### Description of the task
The reply must repeat each entry exactly and contain no pictures.
▼
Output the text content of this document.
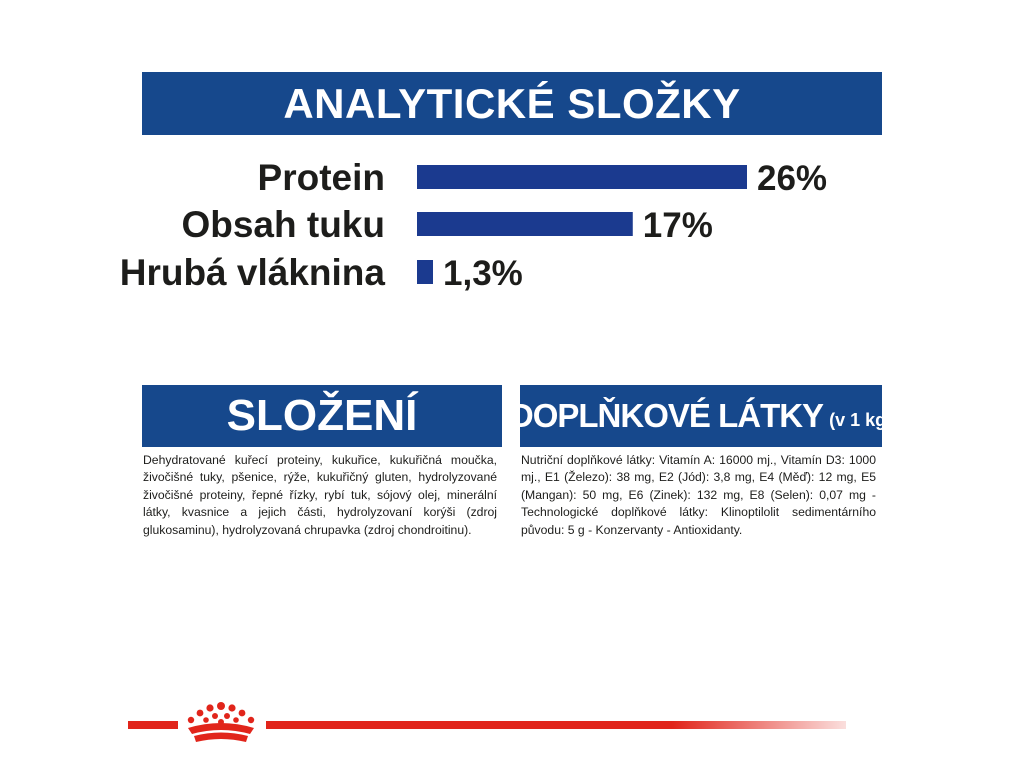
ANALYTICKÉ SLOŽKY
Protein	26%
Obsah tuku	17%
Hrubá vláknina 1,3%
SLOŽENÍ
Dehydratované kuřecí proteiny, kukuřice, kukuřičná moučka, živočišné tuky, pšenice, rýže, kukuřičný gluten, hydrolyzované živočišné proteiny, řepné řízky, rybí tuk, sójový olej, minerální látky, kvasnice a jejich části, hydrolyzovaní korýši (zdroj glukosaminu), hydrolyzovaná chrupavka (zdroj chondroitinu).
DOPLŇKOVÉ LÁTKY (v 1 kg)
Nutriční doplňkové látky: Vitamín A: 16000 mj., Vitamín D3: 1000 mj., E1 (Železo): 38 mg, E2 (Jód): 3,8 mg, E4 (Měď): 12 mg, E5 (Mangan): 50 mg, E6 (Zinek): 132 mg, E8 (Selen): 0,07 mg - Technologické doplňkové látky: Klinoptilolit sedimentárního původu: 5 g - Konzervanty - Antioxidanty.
▲
### Solution
Output the text content of this document.
ANALYTICKÉ SLOŽKY
Protein	26%
Obsah tuku	17%
Hrubá vláknina 1,3%
SLOŽENÍ
Dehydratované kuřecí proteiny, kukuřice, kukuřičná moučka, živočišné tuky, pšenice, rýže, kukuřičný gluten, hydrolyzované živočišné proteiny, řepné řízky, rybí tuk, sójový olej, minerální látky, kvasnice a jejich části, hydrolyzovaní korýši (zdroj glukosaminu), hydrolyzovaná chrupavka (zdroj chondroitinu).
DOPLŇKOVÉ LÁTKY (v 1 kg)
Nutriční doplňkové látky: Vitamín A: 16000 mj., Vitamín D3: 1000 mj., E1 (Železo): 38 mg, E2 (Jód): 3,8 mg, E4 (Měď): 12 mg, E5 (Mangan): 50 mg, E6 (Zinek): 132 mg, E8 (Selen): 0,07 mg - Technologické doplňkové látky: Klinoptilolit sedimentárního původu: 5 g - Konzervanty - Antioxidanty.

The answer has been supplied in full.